◆ WRITTEN EXERCISE
Below are the records; locate each line with the word "this" and copy it.

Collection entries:
---*---
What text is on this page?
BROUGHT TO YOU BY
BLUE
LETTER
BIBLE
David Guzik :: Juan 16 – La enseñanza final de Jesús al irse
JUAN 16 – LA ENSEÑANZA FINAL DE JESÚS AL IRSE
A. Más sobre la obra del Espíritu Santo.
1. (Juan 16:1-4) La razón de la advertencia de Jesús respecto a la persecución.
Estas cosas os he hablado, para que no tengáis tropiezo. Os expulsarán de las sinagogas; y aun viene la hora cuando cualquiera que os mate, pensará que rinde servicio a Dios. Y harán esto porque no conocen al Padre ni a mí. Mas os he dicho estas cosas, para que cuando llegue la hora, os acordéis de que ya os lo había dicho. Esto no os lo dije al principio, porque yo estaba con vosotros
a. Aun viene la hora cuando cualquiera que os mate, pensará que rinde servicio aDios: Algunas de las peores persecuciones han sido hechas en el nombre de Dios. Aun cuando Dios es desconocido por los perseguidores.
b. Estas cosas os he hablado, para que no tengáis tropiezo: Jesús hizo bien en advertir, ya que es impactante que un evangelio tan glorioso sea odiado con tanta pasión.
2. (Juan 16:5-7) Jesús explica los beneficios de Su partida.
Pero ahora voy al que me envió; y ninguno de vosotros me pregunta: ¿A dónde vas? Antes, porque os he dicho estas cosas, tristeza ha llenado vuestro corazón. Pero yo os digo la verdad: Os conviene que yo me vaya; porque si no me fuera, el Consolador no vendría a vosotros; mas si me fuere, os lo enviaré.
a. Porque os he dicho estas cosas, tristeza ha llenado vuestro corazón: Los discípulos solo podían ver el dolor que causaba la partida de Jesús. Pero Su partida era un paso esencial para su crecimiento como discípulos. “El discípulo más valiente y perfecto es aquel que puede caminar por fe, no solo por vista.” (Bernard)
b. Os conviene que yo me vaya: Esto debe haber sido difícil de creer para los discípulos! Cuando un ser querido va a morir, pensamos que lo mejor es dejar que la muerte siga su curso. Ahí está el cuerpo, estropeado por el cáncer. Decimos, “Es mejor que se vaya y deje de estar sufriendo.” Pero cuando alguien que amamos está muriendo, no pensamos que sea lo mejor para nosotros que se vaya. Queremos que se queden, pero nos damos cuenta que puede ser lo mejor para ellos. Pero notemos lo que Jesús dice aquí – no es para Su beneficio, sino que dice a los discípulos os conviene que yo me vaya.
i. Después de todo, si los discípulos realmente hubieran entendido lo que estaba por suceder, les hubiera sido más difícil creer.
---*---
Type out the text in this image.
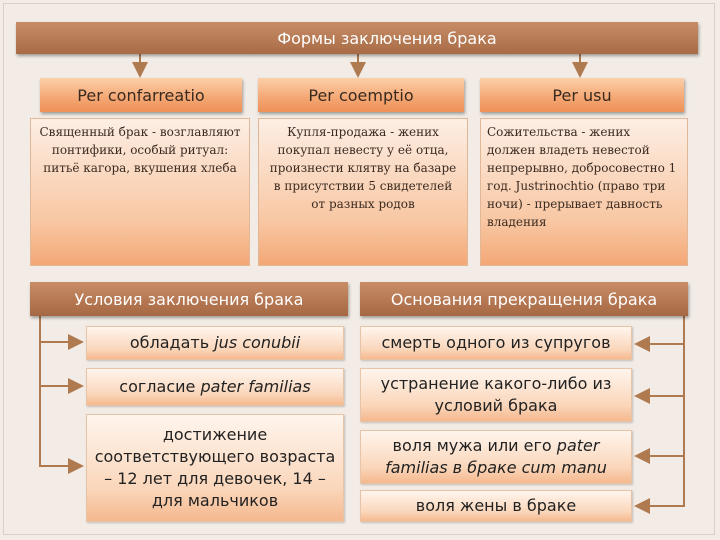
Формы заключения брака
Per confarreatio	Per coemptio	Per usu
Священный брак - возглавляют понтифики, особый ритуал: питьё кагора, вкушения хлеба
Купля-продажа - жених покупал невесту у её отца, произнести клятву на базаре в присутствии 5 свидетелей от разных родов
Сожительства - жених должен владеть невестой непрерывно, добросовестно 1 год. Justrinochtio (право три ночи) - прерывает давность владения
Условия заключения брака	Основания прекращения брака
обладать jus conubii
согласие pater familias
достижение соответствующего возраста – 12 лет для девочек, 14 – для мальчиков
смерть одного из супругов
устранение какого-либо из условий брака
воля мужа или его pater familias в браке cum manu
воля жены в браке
---*---
◆ SOLUTION TO THE EXERCISE
What text is on this page?
Type out the text in this image.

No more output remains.